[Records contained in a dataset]
------------------------------------------------

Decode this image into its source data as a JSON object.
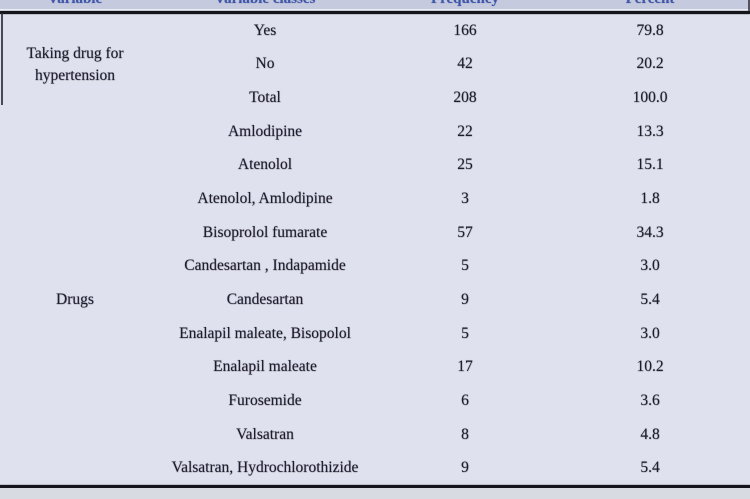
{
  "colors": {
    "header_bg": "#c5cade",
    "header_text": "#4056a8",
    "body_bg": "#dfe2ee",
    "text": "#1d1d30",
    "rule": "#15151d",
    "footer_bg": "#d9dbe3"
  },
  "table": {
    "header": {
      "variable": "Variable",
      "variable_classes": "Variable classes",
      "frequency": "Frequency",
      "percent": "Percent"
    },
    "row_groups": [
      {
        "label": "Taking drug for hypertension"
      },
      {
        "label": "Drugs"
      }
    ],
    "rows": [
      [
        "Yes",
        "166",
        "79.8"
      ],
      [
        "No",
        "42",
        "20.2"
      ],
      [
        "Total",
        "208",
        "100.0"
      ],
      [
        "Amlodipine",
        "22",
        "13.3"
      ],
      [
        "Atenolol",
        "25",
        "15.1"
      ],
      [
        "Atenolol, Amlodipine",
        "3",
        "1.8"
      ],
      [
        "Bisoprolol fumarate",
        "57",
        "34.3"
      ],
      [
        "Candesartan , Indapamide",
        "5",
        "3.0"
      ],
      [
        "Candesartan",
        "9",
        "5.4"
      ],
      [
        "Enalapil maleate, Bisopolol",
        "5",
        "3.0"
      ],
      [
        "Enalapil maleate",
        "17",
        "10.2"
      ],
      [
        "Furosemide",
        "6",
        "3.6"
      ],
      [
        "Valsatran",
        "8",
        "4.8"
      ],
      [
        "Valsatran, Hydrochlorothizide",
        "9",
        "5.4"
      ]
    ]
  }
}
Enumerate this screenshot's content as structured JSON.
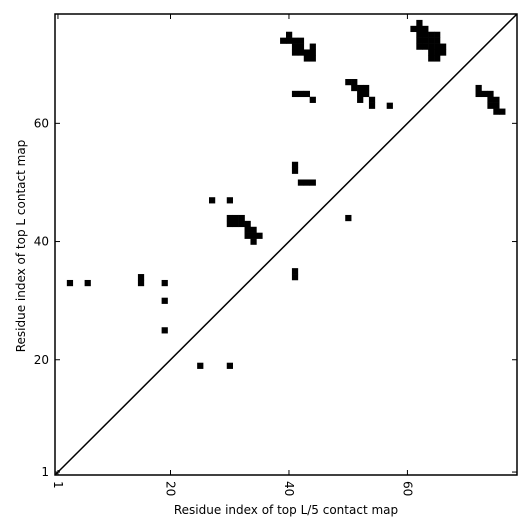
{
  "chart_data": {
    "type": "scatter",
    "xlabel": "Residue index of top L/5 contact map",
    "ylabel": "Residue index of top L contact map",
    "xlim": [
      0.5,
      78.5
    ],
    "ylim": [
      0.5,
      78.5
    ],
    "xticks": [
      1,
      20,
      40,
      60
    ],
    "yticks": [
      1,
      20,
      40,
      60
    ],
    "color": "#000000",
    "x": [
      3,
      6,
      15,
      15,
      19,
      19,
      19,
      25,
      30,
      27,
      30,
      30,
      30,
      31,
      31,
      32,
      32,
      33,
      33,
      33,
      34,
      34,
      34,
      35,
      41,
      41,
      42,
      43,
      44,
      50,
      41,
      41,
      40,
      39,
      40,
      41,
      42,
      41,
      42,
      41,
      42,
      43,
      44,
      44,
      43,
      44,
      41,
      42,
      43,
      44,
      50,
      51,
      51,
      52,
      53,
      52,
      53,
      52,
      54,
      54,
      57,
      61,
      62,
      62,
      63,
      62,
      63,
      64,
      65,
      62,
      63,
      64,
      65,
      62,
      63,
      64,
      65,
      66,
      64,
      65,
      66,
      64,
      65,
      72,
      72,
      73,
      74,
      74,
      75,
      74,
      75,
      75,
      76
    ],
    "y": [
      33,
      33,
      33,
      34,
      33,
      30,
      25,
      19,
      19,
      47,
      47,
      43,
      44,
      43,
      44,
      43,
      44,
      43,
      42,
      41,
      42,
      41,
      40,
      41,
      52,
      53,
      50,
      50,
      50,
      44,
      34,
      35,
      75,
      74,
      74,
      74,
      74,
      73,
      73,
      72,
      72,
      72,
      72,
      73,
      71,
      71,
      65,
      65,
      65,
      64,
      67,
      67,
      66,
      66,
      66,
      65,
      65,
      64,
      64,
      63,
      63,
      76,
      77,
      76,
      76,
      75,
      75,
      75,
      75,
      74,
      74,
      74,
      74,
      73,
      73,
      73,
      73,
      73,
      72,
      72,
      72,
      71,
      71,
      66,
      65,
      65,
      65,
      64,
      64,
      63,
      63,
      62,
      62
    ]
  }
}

------------------------------------------------

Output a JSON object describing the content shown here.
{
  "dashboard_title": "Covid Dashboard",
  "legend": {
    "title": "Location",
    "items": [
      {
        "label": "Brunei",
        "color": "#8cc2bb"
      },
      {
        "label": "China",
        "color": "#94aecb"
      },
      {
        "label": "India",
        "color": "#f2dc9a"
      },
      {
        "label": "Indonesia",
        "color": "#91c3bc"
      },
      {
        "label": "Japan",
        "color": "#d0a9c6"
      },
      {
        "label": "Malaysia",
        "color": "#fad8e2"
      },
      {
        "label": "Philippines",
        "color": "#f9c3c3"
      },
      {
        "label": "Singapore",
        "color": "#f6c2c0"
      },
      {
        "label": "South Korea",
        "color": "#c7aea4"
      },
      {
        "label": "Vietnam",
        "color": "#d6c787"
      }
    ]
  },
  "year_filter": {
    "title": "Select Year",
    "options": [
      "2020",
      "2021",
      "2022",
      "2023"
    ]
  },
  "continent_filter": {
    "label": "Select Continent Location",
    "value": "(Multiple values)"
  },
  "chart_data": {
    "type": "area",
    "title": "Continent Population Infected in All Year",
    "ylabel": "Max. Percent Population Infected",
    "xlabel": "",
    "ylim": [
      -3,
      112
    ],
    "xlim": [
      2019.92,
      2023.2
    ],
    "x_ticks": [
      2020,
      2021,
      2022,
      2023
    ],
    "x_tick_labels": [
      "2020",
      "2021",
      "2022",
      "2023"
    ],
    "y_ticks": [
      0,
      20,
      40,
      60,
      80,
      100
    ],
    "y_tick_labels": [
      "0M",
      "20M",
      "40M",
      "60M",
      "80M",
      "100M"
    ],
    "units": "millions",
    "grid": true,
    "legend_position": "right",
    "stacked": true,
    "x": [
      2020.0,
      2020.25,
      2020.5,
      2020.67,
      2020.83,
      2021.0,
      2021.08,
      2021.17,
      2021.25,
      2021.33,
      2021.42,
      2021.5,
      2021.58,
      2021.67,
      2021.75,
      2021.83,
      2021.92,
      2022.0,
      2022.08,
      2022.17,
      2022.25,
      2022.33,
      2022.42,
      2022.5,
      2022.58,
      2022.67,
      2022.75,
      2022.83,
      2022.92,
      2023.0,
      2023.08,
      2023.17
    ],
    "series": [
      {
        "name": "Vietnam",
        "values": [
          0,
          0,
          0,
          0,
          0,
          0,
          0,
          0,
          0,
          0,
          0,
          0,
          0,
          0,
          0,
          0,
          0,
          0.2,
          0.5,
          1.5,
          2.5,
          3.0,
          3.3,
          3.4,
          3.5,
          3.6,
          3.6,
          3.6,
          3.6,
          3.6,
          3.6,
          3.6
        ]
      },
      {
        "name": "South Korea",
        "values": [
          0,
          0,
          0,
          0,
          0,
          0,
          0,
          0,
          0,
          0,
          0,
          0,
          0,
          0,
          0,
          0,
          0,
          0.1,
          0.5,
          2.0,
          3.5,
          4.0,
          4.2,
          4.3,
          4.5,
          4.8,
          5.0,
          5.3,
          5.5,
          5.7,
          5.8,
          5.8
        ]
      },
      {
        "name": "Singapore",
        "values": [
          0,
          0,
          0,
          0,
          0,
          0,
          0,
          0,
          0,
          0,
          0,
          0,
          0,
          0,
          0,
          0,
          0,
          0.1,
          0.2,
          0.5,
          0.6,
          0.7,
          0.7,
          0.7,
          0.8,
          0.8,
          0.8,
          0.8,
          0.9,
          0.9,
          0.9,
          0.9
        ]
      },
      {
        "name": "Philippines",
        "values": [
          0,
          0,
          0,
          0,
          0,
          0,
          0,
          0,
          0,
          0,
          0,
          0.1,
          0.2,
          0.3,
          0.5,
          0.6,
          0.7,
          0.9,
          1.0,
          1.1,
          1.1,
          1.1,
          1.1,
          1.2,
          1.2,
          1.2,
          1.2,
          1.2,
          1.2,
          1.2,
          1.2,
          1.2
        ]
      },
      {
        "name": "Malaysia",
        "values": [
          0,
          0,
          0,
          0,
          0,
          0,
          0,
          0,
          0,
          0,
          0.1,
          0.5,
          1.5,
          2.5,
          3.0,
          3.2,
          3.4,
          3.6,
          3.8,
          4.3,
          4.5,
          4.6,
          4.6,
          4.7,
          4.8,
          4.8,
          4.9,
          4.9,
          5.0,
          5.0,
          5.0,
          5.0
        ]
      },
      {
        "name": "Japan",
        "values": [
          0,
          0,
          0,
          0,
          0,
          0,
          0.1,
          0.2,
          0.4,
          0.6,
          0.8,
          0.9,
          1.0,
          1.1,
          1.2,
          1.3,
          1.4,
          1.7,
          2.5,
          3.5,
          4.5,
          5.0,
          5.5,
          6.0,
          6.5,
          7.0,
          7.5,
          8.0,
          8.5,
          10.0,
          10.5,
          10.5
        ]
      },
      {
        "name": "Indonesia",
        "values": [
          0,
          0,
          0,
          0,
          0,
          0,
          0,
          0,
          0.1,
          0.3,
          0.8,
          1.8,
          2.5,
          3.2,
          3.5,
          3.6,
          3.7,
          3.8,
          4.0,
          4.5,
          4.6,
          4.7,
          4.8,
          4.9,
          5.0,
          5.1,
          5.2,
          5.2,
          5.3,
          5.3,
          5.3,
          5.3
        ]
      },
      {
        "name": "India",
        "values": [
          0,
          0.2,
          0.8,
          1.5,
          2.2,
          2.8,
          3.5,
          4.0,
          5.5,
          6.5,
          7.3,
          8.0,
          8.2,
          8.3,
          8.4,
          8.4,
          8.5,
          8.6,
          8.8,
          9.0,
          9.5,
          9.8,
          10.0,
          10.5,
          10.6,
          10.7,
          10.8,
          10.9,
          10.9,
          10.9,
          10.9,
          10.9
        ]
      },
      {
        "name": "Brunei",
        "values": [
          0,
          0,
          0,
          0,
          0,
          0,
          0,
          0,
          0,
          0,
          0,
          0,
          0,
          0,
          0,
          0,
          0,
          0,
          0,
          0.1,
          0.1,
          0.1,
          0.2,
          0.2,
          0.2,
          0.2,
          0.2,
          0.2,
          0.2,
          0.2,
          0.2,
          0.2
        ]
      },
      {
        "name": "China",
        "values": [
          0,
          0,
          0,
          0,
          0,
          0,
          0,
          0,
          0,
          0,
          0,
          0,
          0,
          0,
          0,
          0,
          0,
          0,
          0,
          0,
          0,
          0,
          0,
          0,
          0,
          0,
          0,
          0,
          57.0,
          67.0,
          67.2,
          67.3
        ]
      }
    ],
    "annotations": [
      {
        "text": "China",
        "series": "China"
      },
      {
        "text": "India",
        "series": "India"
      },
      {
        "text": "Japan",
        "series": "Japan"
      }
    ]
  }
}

------------------------------------------------

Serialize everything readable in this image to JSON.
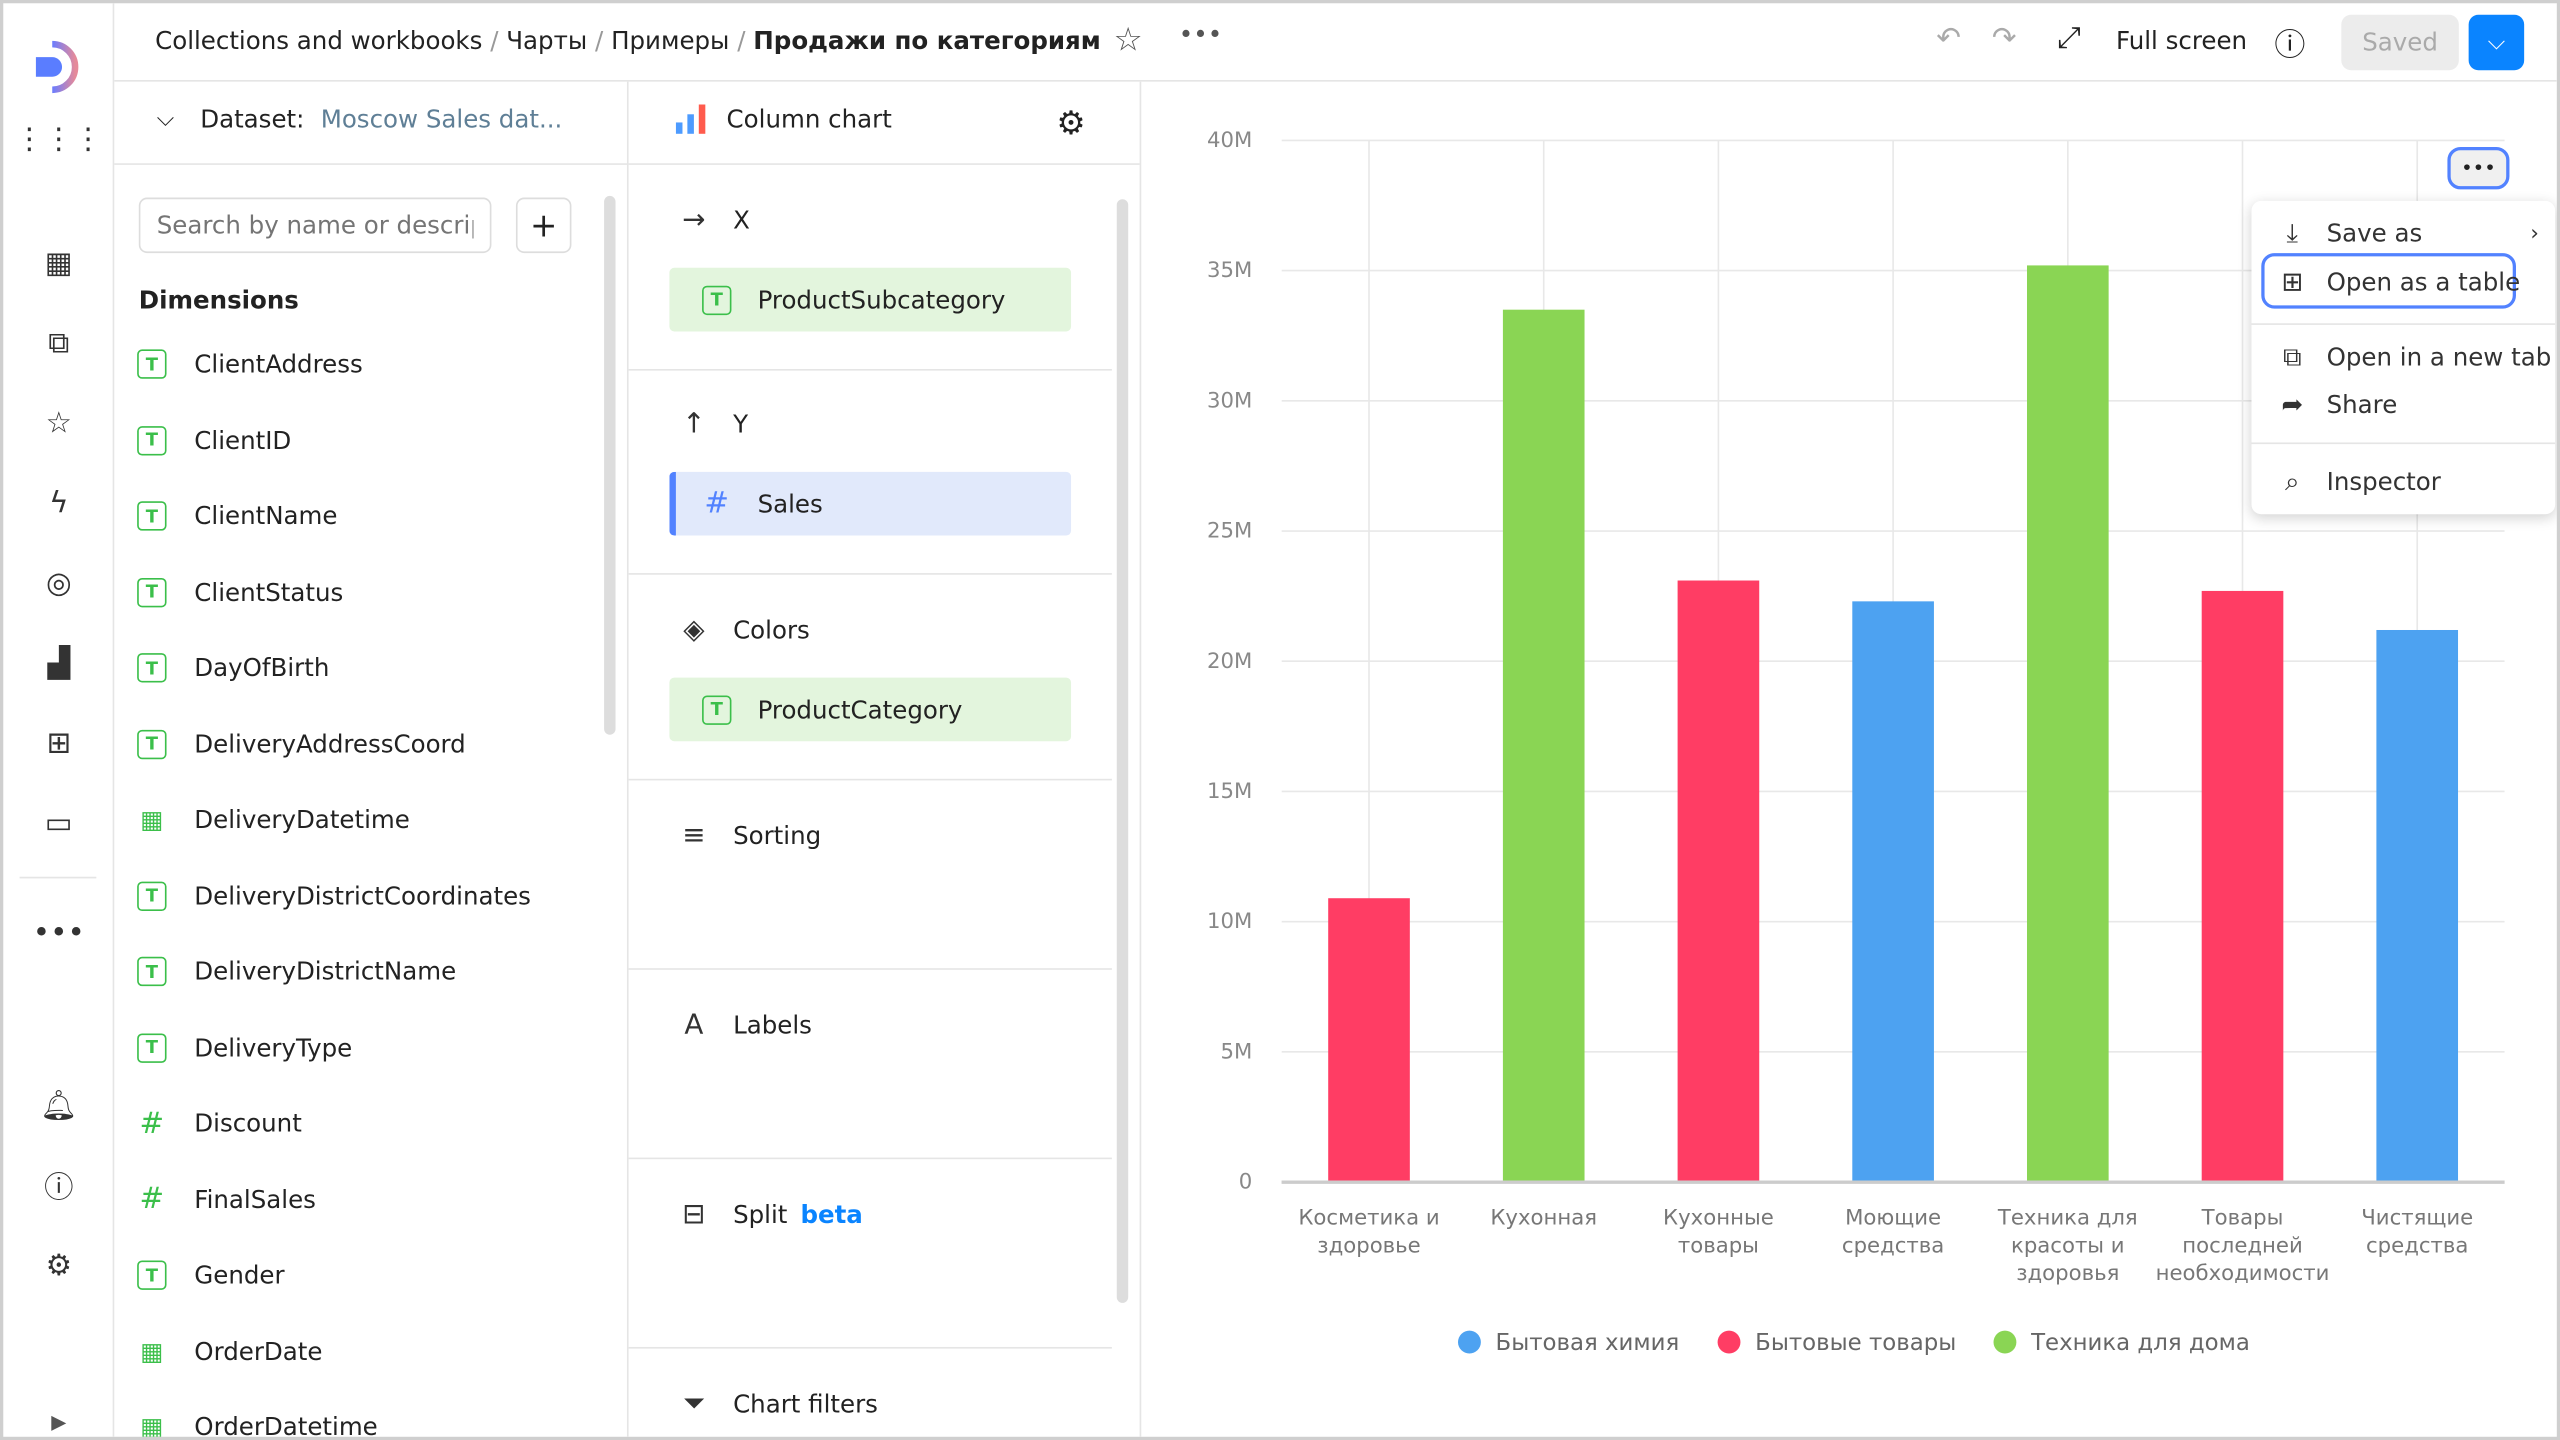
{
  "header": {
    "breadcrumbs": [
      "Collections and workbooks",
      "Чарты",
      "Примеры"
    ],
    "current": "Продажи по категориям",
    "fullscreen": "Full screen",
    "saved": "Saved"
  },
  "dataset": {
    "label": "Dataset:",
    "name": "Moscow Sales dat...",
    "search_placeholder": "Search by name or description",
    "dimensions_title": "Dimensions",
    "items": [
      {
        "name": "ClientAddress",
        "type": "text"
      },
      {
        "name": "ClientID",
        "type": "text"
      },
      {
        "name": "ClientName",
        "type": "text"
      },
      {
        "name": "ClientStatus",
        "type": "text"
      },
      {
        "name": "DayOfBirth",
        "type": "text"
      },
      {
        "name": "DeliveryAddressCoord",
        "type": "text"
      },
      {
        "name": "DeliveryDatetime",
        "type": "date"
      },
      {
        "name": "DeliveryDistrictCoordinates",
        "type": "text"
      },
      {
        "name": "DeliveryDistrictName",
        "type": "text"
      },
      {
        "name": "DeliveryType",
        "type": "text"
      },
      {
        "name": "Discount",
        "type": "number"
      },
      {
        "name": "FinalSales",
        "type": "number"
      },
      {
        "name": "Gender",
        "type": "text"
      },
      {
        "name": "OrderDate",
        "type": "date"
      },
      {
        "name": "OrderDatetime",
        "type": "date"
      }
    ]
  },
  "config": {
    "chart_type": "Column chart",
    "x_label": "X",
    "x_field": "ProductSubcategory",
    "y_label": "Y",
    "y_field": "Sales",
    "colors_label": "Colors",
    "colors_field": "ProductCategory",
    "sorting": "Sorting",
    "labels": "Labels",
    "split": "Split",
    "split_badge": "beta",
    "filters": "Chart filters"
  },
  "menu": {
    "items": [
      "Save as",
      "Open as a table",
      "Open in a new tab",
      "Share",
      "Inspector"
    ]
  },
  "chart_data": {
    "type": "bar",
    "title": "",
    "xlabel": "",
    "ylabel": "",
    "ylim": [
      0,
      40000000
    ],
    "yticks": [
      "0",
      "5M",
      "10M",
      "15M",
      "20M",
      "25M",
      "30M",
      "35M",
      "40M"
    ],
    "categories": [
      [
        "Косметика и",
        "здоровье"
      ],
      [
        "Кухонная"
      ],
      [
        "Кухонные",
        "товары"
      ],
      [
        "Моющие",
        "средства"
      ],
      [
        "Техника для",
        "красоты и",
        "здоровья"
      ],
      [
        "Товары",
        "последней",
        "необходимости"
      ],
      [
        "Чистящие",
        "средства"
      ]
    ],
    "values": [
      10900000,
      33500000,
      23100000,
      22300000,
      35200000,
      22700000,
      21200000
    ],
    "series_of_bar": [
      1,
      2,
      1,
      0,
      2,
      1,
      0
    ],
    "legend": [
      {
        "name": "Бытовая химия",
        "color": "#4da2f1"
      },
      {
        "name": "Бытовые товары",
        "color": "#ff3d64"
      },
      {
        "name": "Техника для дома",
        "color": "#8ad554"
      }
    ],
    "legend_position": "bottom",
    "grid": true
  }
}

------------------------------------------------

= AIM =
Report how many lines include the word "Variable". Give nothing but the number.

= CORRECT RESPONSE =
2